>>>

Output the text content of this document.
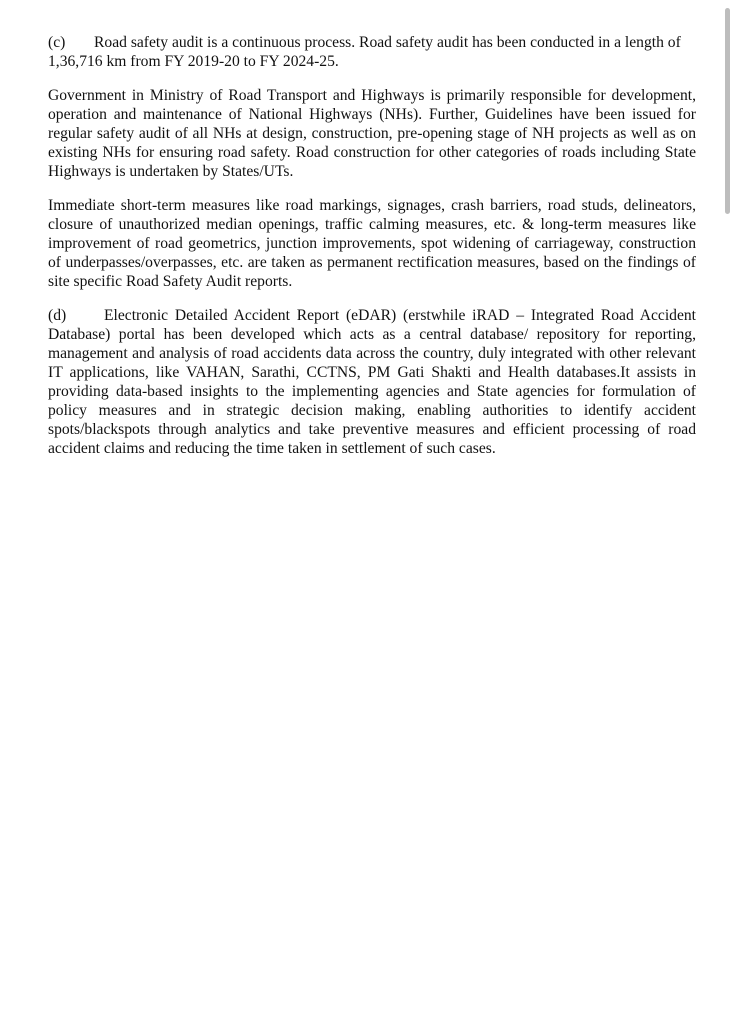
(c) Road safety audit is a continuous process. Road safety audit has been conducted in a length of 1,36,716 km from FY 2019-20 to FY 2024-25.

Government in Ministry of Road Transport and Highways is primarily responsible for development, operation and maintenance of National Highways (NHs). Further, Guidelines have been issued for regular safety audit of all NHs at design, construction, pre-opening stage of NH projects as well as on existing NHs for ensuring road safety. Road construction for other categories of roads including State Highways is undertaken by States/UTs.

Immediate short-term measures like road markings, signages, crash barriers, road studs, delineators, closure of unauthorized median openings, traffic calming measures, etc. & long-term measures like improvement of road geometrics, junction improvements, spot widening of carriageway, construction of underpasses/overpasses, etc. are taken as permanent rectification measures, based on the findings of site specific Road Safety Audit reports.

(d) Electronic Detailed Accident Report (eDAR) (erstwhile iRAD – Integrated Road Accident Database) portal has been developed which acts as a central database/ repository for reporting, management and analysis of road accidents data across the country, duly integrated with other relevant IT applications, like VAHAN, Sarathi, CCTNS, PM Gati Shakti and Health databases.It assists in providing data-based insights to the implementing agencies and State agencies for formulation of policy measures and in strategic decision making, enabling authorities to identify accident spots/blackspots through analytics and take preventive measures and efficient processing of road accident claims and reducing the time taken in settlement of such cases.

<<<

* EXERCISE BRIEF *
Every line above should be returned exactly; the pictures stay out.

* ANSWER TO THIS EXERCISE *
Output the text content of this document.
(c) Road safety audit is a continuous process. Road safety audit has been conducted in a length of 1,36,716 km from FY 2019-20 to FY 2024-25.

Government in Ministry of Road Transport and Highways is primarily responsible for development, operation and maintenance of National Highways (NHs). Further, Guidelines have been issued for regular safety audit of all NHs at design, construction, pre-opening stage of NH projects as well as on existing NHs for ensuring road safety. Road construction for other categories of roads including State Highways is undertaken by States/UTs.

Immediate short-term measures like road markings, signages, crash barriers, road studs, delineators, closure of unauthorized median openings, traffic calming measures, etc. & long-term measures like improvement of road geometrics, junction improvements, spot widening of carriageway, construction of underpasses/overpasses, etc. are taken as permanent rectification measures, based on the findings of site specific Road Safety Audit reports.

(d) Electronic Detailed Accident Report (eDAR) (erstwhile iRAD – Integrated Road Accident Database) portal has been developed which acts as a central database/ repository for reporting, management and analysis of road accidents data across the country, duly integrated with other relevant IT applications, like VAHAN, Sarathi, CCTNS, PM Gati Shakti and Health databases.It assists in providing data-based insights to the implementing agencies and State agencies for formulation of policy measures and in strategic decision making, enabling authorities to identify accident spots/blackspots through analytics and take preventive measures and efficient processing of road accident claims and reducing the time taken in settlement of such cases.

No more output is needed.